- Aim:
Output every entry exactly as given.

+---+

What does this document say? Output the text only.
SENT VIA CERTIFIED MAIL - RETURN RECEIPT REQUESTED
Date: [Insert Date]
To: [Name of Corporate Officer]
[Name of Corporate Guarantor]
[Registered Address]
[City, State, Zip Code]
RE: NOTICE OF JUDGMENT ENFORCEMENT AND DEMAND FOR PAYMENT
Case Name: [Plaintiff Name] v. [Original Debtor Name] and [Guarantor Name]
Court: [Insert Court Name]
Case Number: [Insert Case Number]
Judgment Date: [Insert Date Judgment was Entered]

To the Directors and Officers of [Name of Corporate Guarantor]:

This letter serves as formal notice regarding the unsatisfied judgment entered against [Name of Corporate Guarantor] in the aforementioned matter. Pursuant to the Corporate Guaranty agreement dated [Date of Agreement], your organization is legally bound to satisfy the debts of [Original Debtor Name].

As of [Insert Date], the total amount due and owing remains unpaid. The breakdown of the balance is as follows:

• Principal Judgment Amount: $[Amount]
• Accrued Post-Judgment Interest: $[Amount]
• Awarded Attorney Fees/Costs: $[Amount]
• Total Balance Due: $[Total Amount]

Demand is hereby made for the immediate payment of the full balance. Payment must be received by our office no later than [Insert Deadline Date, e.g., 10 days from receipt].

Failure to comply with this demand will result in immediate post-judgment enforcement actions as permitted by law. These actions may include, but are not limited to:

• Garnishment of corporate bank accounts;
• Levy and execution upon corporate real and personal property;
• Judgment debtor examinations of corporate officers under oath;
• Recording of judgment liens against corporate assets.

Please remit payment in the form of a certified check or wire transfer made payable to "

+---+

- Result for this task:
What does this document say? Output the text only.
SENT VIA CERTIFIED MAIL - RETURN RECEIPT REQUESTED
Date: [Insert Date]
To: [Name of Corporate Officer]
[Name of Corporate Guarantor]
[Registered Address]
[City, State, Zip Code]
RE: NOTICE OF JUDGMENT ENFORCEMENT AND DEMAND FOR PAYMENT
Case Name: [Plaintiff Name] v. [Original Debtor Name] and [Guarantor Name]
Court: [Insert Court Name]
Case Number: [Insert Case Number]
Judgment Date: [Insert Date Judgment was Entered]

To the Directors and Officers of [Name of Corporate Guarantor]:

This letter serves as formal notice regarding the unsatisfied judgment entered against [Name of Corporate Guarantor] in the aforementioned matter. Pursuant to the Corporate Guaranty agreement dated [Date of Agreement], your organization is legally bound to satisfy the debts of [Original Debtor Name].

As of [Insert Date], the total amount due and owing remains unpaid. The breakdown of the balance is as follows:

• Principal Judgment Amount: $[Amount]
• Accrued Post-Judgment Interest: $[Amount]
• Awarded Attorney Fees/Costs: $[Amount]
• Total Balance Due: $[Total Amount]

Demand is hereby made for the immediate payment of the full balance. Payment must be received by our office no later than [Insert Deadline Date, e.g., 10 days from receipt].

Failure to comply with this demand will result in immediate post-judgment enforcement actions as permitted by law. These actions may include, but are not limited to:

• Garnishment of corporate bank accounts;
• Levy and execution upon corporate real and personal property;
• Judgment debtor examinations of corporate officers under oath;
• Recording of judgment liens against corporate assets.

Please remit payment in the form of a certified check or wire transfer made payable to "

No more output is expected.